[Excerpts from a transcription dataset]
:::

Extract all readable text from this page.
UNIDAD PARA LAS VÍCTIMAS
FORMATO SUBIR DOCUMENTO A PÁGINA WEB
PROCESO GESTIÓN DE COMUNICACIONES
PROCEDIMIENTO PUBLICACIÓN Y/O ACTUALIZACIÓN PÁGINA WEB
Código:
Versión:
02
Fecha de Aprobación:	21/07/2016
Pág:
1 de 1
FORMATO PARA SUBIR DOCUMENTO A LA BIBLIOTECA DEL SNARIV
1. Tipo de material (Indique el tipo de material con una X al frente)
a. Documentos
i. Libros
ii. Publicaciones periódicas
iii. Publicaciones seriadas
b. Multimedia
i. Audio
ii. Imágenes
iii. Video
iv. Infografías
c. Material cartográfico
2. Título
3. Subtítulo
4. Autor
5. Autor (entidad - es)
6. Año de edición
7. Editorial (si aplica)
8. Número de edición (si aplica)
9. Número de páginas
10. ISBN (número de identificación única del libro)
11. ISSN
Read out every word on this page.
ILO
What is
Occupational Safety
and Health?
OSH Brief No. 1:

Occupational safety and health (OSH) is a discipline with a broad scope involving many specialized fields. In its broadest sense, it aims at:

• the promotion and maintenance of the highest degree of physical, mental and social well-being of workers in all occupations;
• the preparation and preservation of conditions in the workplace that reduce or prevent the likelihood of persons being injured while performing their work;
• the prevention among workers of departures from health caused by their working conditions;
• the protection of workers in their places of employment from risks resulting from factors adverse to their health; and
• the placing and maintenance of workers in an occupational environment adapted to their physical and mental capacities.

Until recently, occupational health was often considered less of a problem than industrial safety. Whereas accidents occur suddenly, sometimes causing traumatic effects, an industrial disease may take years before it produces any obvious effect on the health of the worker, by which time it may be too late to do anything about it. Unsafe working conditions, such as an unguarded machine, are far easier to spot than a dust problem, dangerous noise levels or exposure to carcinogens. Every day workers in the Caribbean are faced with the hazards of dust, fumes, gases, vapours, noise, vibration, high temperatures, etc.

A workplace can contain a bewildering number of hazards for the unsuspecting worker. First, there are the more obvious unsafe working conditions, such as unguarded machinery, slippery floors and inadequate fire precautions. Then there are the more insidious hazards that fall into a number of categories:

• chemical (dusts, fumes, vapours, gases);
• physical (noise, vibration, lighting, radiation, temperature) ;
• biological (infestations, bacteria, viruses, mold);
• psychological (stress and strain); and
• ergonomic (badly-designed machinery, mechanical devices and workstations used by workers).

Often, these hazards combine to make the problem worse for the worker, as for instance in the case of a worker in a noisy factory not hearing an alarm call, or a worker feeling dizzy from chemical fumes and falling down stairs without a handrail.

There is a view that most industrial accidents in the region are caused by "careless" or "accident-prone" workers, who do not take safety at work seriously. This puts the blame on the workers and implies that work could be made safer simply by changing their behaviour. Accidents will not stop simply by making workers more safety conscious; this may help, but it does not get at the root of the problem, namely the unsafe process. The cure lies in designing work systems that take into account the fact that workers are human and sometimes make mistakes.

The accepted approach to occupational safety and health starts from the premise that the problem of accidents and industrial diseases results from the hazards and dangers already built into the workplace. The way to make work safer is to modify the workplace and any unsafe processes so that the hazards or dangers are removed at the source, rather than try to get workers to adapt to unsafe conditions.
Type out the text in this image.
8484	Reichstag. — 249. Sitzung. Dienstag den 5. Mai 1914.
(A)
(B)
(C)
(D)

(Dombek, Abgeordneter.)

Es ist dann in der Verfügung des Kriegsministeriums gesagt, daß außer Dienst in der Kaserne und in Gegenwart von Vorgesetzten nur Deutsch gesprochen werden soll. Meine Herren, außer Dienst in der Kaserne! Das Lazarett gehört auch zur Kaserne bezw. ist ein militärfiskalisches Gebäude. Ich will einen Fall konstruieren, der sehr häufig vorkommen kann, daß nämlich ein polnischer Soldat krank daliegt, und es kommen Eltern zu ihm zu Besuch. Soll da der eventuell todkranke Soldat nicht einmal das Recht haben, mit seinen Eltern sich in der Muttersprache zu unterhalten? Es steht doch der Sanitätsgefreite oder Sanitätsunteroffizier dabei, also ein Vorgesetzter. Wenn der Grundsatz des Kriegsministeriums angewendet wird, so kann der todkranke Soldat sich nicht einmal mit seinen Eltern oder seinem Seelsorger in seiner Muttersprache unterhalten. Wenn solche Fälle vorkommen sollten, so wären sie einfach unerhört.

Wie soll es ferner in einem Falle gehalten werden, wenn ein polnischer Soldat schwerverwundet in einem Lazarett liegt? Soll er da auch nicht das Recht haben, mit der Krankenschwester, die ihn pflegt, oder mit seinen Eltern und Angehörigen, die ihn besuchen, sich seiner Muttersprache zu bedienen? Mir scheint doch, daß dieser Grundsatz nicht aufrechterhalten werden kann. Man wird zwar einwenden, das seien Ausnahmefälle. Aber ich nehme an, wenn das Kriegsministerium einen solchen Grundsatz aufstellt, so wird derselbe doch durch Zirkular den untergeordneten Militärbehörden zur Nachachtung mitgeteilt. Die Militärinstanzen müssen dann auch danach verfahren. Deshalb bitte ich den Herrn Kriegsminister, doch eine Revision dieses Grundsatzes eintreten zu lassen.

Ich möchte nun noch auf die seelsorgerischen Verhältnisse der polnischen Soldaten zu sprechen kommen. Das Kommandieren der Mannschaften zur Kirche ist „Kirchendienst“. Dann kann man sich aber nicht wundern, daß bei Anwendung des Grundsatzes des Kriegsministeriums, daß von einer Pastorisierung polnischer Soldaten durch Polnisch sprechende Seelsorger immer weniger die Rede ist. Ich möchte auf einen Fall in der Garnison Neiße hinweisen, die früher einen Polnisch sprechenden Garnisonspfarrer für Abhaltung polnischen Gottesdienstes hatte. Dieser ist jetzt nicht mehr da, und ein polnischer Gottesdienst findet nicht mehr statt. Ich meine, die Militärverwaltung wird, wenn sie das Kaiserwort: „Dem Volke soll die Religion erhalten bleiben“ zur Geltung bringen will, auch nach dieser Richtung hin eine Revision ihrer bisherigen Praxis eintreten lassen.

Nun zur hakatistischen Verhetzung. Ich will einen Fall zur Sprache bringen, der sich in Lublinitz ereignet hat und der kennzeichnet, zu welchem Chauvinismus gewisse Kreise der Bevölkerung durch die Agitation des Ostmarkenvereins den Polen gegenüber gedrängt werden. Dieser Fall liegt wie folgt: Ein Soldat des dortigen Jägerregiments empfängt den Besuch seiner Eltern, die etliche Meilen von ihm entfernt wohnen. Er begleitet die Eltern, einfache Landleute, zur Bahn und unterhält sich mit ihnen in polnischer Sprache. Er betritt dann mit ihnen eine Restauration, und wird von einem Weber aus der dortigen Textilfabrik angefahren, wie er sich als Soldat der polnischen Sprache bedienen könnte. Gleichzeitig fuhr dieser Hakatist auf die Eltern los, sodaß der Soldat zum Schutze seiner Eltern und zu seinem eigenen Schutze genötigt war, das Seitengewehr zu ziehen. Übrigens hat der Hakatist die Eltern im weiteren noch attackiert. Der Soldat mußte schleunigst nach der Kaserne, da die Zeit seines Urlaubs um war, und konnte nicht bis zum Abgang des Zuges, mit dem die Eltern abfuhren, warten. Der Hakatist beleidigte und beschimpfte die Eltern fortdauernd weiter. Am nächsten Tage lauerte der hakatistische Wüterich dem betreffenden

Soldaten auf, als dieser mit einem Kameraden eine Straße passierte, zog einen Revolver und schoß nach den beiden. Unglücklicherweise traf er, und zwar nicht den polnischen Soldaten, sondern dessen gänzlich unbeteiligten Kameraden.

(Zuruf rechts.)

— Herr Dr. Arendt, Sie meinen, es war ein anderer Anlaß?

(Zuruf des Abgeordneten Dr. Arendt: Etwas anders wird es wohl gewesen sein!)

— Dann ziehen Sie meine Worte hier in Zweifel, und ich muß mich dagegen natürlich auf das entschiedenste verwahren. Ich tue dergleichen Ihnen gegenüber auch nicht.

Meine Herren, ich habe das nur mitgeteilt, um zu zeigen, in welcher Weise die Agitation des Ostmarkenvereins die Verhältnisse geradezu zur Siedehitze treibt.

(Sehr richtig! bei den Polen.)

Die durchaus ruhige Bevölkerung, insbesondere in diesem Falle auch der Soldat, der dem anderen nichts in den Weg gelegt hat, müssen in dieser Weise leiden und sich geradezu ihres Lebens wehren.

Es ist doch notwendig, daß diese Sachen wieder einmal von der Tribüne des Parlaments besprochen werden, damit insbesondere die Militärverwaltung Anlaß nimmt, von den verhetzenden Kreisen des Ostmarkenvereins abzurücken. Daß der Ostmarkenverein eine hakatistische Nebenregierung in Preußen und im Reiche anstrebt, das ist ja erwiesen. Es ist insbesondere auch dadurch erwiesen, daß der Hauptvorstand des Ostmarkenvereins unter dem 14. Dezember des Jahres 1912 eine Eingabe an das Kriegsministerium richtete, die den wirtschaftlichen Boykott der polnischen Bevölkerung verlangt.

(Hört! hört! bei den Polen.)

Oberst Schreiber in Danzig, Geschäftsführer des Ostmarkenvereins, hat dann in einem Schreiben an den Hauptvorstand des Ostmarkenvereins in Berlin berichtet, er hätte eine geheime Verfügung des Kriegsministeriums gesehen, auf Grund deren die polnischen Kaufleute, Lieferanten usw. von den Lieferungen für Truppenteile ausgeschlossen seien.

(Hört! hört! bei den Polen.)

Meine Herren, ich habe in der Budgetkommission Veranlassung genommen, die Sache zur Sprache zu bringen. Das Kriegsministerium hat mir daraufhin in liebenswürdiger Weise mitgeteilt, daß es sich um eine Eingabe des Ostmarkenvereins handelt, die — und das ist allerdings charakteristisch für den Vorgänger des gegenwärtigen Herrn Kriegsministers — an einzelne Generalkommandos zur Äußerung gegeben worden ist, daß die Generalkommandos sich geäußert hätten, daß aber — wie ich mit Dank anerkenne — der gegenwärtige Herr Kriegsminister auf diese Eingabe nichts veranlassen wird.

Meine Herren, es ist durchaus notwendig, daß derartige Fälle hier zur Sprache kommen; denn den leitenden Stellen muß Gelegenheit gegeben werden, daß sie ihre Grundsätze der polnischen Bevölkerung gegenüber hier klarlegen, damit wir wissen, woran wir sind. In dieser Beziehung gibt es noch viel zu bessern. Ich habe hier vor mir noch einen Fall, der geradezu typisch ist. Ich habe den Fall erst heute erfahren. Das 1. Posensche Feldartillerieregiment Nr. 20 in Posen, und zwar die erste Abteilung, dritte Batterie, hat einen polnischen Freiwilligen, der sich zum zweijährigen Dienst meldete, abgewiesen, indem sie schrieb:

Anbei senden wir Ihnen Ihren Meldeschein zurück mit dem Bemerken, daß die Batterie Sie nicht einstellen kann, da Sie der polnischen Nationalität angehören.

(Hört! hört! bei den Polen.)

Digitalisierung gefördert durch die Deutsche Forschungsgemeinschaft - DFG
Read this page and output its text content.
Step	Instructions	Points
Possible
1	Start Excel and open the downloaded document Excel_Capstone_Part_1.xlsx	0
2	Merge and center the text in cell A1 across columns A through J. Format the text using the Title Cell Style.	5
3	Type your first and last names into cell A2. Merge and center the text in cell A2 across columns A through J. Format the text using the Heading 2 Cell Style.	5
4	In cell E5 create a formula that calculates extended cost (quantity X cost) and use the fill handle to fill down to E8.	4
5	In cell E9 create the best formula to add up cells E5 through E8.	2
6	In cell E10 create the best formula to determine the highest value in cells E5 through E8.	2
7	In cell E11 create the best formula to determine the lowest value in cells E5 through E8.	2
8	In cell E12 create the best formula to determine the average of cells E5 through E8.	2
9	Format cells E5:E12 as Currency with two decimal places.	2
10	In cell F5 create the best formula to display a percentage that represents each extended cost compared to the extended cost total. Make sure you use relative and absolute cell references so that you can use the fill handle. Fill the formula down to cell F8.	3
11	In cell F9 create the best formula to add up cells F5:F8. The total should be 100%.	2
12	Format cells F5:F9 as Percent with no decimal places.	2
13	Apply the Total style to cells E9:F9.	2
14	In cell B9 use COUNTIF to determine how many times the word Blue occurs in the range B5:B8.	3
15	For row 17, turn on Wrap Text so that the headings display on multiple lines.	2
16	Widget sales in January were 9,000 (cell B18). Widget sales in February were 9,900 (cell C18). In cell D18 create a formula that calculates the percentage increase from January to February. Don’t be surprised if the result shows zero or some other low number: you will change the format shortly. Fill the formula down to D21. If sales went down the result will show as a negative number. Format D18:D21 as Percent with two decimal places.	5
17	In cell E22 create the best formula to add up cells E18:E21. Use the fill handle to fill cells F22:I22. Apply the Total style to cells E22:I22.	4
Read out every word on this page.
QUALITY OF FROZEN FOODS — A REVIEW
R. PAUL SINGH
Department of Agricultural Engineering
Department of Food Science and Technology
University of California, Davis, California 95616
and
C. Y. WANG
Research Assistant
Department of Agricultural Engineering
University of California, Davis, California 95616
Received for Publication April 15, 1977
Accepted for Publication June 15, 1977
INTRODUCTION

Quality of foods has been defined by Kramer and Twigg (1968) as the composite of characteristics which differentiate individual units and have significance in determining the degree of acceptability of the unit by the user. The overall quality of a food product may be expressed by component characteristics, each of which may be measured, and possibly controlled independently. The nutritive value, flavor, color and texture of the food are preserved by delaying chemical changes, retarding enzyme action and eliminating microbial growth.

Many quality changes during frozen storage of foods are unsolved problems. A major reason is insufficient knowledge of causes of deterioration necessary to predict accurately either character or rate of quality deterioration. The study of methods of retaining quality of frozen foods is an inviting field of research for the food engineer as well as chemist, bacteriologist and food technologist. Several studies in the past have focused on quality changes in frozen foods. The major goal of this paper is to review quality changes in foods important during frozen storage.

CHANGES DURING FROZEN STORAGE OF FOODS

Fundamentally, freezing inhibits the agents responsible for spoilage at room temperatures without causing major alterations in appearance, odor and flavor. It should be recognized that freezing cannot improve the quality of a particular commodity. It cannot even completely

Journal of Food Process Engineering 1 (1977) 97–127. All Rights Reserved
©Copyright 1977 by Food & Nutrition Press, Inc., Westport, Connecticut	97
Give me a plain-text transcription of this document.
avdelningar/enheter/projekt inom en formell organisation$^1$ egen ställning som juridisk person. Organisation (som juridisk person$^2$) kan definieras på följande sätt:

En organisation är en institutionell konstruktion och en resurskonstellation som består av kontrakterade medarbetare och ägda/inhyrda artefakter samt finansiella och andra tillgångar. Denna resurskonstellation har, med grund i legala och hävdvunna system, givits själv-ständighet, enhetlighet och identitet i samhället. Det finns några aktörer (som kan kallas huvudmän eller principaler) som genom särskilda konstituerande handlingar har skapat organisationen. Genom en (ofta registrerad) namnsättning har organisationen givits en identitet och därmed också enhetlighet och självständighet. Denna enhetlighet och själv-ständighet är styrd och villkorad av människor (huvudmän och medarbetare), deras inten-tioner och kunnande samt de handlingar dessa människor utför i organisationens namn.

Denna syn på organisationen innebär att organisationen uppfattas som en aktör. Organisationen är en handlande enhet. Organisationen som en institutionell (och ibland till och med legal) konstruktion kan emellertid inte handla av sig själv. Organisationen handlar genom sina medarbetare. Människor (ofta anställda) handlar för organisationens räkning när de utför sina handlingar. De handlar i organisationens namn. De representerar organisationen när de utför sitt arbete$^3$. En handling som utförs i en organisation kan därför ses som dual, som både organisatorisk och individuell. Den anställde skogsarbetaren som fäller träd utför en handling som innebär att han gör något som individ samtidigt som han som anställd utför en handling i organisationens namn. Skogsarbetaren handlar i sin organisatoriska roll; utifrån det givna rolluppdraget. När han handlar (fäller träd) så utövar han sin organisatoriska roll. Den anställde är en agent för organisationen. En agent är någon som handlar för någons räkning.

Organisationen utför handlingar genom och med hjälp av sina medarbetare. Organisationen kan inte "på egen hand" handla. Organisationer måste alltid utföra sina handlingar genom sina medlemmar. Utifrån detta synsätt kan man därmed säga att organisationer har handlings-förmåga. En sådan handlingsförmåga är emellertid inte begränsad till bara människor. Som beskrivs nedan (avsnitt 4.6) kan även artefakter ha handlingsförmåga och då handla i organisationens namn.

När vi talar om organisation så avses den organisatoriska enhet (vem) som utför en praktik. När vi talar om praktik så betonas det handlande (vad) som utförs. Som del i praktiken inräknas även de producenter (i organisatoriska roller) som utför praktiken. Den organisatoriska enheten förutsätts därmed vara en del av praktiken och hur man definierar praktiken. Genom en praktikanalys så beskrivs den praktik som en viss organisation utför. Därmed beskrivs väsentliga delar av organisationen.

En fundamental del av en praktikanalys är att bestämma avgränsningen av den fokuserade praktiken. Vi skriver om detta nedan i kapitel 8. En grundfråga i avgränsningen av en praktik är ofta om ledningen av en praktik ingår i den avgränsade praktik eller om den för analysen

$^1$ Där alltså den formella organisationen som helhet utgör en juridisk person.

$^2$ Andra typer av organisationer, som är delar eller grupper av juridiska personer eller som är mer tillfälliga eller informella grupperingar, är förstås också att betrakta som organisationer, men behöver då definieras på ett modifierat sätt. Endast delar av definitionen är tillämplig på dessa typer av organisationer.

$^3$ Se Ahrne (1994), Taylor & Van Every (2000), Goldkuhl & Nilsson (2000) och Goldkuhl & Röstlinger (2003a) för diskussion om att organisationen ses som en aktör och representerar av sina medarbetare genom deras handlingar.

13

:::

◆ **WORK TO COMPLETE**
Filter the records above for lines containing the word "emellertid", and copy those lines.

◆ **EXPECTED ANSWER**
Denna syn på organisationen innebär att organisationen uppfattas som en aktör. Organisationen är en handlande enhet. Organisationen som en institutionell (och ibland till och med legal) konstruktion kan emellertid inte handla av sig själv. Organisationen handlar genom sina medarbetare. Människor (ofta anställda) handlar för organisationens räkning när de utför sina handlingar. De handlar i organisationens namn. De representerar organisationen när de utför sitt arbete$^3$. En handling som utförs i en organisation kan därför ses som dual, som både organisatorisk och individuell. Den anställde skogsarbetaren som fäller träd utför en handling som innebär att han gör något som individ samtidigt som han som anställd utför en handling i organisationens namn. Skogsarbetaren handlar i sin organisatoriska roll; utifrån det givna rolluppdraget. När han handlar (fäller träd) så utövar han sin organisatoriska roll. Den anställde är en agent för organisationen. En agent är någon som handlar för någons räkning.
Organisationen utför handlingar genom och med hjälp av sina medarbetare. Organisationen kan inte "på egen hand" handla. Organisationer måste alltid utföra sina handlingar genom sina medlemmar. Utifrån detta synsätt kan man därmed säga att organisationer har handlings-förmåga. En sådan handlingsförmåga är emellertid inte begränsad till bara människor. Som beskrivs nedan (avsnitt 4.6) kan även artefakter ha handlingsförmåga och då handla i organisationens namn.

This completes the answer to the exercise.